___ Document passage
Every visual testing tool has an image diffing engine at its core. Playwright uses pixelmatch. Percy uses their own proprietary system. Chromatic renders in their infrastructure. Most tools use some variation of the same approach: load two images, compare pixels, report differences.
They’re all… fine. Good enough. But nobody’s been pushing the boundaries of what image diffing can actually do.
I spent four years at Percy building visual testing (support + SDKs 👋🏼). When I left and came back to the space a few years later, I expected things to have moved forward. They hadn’t. The same slow diffing. The same basic pixel counting. The same workflows that made visual testing feel like a chore.
I built Honeydiff because I was disappointed. And because I knew it could be better.
Here are the numbers.
The Landscape Today
Before I get into benchmarks, let’s talk about what’s out there.
pixelmatch is everywhere. It powers Playwright’s visual comparisons, jest-image-snapshot, and dozens of other tools. It’s pure JavaScript, single-threaded, and does the job. But it doesn’t scale.
odiff was the answer to pixelmatch’s performance problems. Originally written in OCaml, then rewritten in Zig with SIMD optimizations. It’s genuinely fast, the fastest open-source option I’ve found. Visual testing tools that care about performance use odiff.
The big players? Percy, Chromatic, Applitools. They’re focused on workflow, integrations, and scale. The actual image diffing has historically been “good enough” rather than a core innovation area. I helped Percy through the BrowserStack acquisition. Trust me when I say: nobody in visual testing has been pushing the boundaries of image comparison. Until now.
When I benchmarked Honeydiff, I tested against both: pixelmatch (what most tools use) and odiff 4.1.1 (the fastest open-source option). If Honeydiff beats both, it beats everything.
Why I Built Honeydiff
I want to be clear about something: odiff is good software. The maintainers have done solid work, and it’s genuinely the fastest open-source option out there.
______
___ Information provided
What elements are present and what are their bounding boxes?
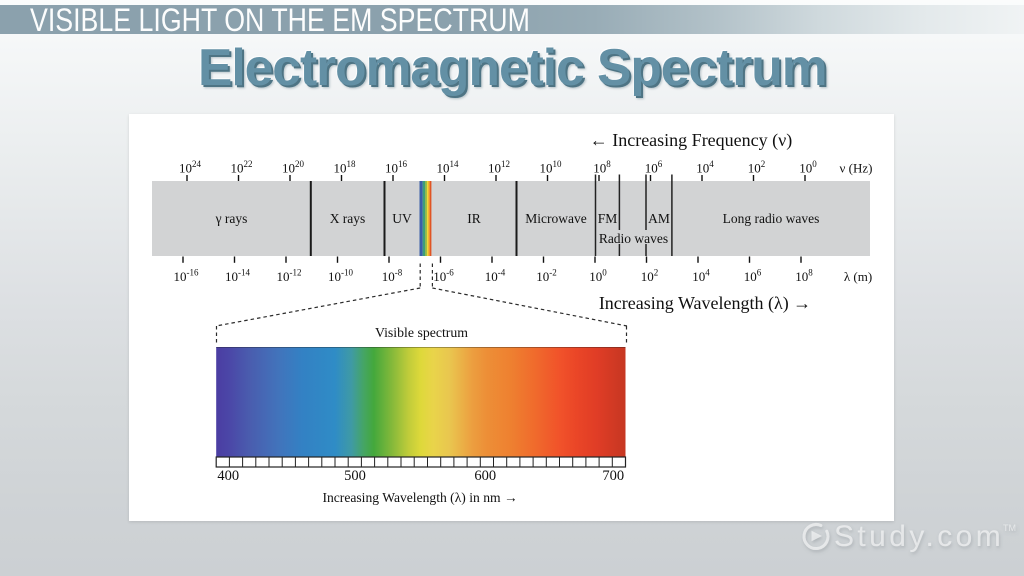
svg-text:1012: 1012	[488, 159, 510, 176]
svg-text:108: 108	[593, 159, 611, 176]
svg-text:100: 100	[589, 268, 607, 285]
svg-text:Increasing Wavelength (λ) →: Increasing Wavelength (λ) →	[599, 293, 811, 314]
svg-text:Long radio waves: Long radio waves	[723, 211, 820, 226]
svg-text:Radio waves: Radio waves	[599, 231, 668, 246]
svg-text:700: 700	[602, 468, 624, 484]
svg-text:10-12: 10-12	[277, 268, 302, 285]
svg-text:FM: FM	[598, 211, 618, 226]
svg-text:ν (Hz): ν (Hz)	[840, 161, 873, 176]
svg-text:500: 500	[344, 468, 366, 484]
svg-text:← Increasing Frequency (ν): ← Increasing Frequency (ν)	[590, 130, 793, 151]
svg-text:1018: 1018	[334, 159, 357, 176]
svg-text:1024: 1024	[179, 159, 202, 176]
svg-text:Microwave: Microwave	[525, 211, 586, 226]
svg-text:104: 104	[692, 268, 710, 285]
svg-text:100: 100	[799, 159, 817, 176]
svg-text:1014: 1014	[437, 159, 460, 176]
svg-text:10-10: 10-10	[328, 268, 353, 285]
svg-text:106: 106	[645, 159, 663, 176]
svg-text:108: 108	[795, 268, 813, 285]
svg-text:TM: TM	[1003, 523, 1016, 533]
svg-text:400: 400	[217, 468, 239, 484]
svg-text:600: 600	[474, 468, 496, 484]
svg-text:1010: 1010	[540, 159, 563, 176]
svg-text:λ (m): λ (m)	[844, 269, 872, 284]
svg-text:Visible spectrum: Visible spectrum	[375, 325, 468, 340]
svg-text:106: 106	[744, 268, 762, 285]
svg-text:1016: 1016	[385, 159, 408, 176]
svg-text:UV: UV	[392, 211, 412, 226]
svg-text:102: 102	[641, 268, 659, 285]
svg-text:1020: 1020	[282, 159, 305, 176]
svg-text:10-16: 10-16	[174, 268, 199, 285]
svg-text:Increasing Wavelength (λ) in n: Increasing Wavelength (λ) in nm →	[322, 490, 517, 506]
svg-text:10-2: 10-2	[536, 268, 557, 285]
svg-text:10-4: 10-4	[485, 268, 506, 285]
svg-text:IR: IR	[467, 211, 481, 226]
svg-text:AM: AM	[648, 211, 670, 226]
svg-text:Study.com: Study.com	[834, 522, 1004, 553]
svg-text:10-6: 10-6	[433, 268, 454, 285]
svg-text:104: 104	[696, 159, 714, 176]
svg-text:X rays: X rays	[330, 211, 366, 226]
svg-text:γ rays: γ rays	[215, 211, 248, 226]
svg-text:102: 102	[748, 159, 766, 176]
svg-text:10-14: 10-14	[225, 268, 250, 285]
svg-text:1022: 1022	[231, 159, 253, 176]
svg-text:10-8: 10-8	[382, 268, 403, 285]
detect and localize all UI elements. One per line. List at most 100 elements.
______
*Your goal:* In the image-diffing article, which version of odiff was Honeydiff benchmarked against, please?

*Exercise output:* odiff 4.1.1